## Document passage:
"""
The Majestic’s been holding on by keeping its expenses very low, said Eaton, adding that he even furloughed himself.

” Luckily, we were in a fairly good financial situation when we had to close,” he said.

The Majestic is waiting for a new federal Small Business Administration Shuttered Venues Operators Grant program to roll out.

It already received a $150,000 SBA loan and $116,000 in PPP, or paycheck protection plan, money reporting to the government that the theater represented 40 jobs.

Statewide, 67 smaller theater organizations received loans of less than $150,000 each, for a total of about $2.5 million, according to records kept by the SBA.

Some Massachusetts venues received PPP loans of $150,000 or more including Boston’s Huntington Theatre Company and the Wang Center for the Performing Arts, which each received loans of $1million to $2 million.

Berkshire County theater companies — the Barrington Stage Company, the Berkshire Theatre Group and the Williamstown Theatre Foundation — each received loans between $150,000 to $350,000.

Suhr’s Iron Horse made use of PPP, according to the SBA filings:

  • Iron Horse Ventures: $150,000 to $350,000; jobs retained listed as 23.
  • 26-28 CENTER STREET, LLC: $26,300 (this address is associated w/ his bar “The Green Room,” few doors over from the Iron Horse); jobs reported as 6.
  • Calvin Theater Corp: $7,925.00; jobs reported as 13.
  • Pearl Street Nightclub Inc.: $4,852.00; jobs reported as 19.
  • 21-23 Center Street LLC : $7,066 for a space contains a small bar “The Basement,” which has dance nights and sometimes bands; jobs reported as 4.
  • Besides finances, Eaton said his focus is on keeping in touch with the Majestic’s base of subscribers and frequent ticket buyers.
  • “There is just going to be a stampede,” Eaton said. “My sense is that with talking to people, that they are just so ready to get back to normal.”
  • In Greenfield, Hawks and Reed notified patrons on Sunday night that it intends to reopen when the pandemic ends. It announced plans for several livestream events and set up a Paypal link for donations.
  • The pandemic has also slowed efforts to revive Springfield’s CityStage, a performance space that’s been unused since 2018.
  • Focus Springfield rents some of the CityStage space for its community television operations, but not the 479-seat main theater, said Thomas D. Moore, the interim executive director of the Springfield Parking Authority which owns the CityStage space and attached parking garage.
  • “The Focus proposal was for leasing and upgrading/improving the Black Box theater, the first level of office space, and large room adjacent to the Black Box Theater,” Moore said.
  • Following a request for proposal process last year, the authority also received a proposal for leasing and upgrading and improving the main theater and lobby space from the owners of the Le Souk restaurant.
  • “At this stage, the SPA has procured a designer for the planned capital improvement work, and is currently working with both groups and their respective design teams towards executing leases and moving forward with the anticipated system upgrades,” Moore said. “Unfortunately, the impact of COVID-19 has slowed the pace of the two projects, however, we continue to make progress and fully expect to have the work completed in 2021.”
  • MGM Springfield, which has agreed as part of its license to manage and bring shows to Symphony Hall and nearby MassMutual Center, said it is not yet focused on shows.
  • “MGM is an entertainment company and we will always be exploring new opportunities to bring our guests exceptional experiences,” executives stated in an email. “But in these uncertain times, our focus remains on maintaining our stringent health and safety protocols to help slow the rise of COVID-19 cases in the city and state so that state mandated restrictions can be eased.”
  • What worries Sanders is what will become of the next cohort of up-and-coming music professionals. Tour promoters and other workers who are still establishing their careers are leaving the industry.
  • “If you are in a position to ride it out, you will,” Sanders said. “But for someone just getting a career going, you have to take other opportunities. It’s hard to come back after a year away.”
"""
## Listed entries:
"""
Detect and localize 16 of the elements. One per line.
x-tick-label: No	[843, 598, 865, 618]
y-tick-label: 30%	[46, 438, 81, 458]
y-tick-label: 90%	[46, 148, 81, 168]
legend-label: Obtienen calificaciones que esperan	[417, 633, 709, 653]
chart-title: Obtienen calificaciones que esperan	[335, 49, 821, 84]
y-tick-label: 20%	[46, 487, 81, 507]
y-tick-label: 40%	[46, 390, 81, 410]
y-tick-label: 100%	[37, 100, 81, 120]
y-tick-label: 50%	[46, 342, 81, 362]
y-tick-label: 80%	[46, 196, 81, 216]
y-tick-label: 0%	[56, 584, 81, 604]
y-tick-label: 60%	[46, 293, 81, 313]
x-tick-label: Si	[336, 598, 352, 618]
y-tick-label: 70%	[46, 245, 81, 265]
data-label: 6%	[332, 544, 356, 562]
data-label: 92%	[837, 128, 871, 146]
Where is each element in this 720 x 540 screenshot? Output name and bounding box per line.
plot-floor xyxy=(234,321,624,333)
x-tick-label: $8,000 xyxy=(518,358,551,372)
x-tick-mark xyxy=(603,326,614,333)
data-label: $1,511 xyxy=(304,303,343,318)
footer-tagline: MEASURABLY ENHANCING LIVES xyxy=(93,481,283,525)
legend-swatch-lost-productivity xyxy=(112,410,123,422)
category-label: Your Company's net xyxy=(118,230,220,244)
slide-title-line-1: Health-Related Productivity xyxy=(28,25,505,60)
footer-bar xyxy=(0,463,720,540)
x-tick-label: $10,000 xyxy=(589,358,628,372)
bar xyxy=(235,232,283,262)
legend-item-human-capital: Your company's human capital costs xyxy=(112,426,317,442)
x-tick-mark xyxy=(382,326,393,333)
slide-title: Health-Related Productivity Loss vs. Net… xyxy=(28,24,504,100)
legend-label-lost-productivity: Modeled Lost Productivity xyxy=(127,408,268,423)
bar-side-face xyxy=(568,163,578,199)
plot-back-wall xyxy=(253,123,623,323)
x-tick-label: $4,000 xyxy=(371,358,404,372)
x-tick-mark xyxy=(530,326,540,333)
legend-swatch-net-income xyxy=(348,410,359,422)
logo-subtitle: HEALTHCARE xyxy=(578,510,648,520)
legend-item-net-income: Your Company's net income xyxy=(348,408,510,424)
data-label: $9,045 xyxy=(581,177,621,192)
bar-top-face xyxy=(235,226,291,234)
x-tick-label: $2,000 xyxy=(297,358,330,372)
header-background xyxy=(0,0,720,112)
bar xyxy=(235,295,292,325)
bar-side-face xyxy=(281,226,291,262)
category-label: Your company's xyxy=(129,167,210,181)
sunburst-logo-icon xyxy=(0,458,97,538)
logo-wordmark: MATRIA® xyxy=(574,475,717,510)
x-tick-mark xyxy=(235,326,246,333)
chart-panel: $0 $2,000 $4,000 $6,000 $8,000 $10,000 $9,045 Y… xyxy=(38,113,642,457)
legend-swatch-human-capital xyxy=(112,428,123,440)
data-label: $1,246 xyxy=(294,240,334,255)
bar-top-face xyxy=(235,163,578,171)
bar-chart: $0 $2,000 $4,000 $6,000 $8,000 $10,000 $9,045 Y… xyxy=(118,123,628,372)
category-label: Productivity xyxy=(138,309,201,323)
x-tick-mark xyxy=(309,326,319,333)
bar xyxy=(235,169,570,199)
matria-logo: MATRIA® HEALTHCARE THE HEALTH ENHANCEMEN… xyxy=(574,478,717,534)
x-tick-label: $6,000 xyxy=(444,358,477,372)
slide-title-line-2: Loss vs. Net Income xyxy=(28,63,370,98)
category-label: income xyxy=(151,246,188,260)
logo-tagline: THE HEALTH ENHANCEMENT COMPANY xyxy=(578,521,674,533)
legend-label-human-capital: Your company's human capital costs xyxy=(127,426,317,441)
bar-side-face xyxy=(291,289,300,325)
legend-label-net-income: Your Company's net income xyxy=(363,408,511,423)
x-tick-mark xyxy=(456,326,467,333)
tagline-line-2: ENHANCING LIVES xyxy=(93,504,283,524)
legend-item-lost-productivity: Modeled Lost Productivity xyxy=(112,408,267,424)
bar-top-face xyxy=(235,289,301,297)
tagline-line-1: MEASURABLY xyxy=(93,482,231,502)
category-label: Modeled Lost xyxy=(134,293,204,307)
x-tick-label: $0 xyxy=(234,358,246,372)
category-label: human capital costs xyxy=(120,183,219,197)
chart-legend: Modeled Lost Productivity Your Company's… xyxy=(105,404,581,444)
"""
## Brief:
Can you copy everything from "Suhr’s Iron Horse" down to "reported as 6." in the theater funding article above?

## Solution to the problem:
Suhr’s Iron Horse made use of PPP, according to the SBA filings:

  • Iron Horse Ventures: $150,000 to $350,000; jobs retained listed as 23.
  • 26-28 CENTER STREET, LLC: $26,300 (this address is associated w/ his bar “The Green Room,” few doors over from the Iron Horse); jobs reported as 6.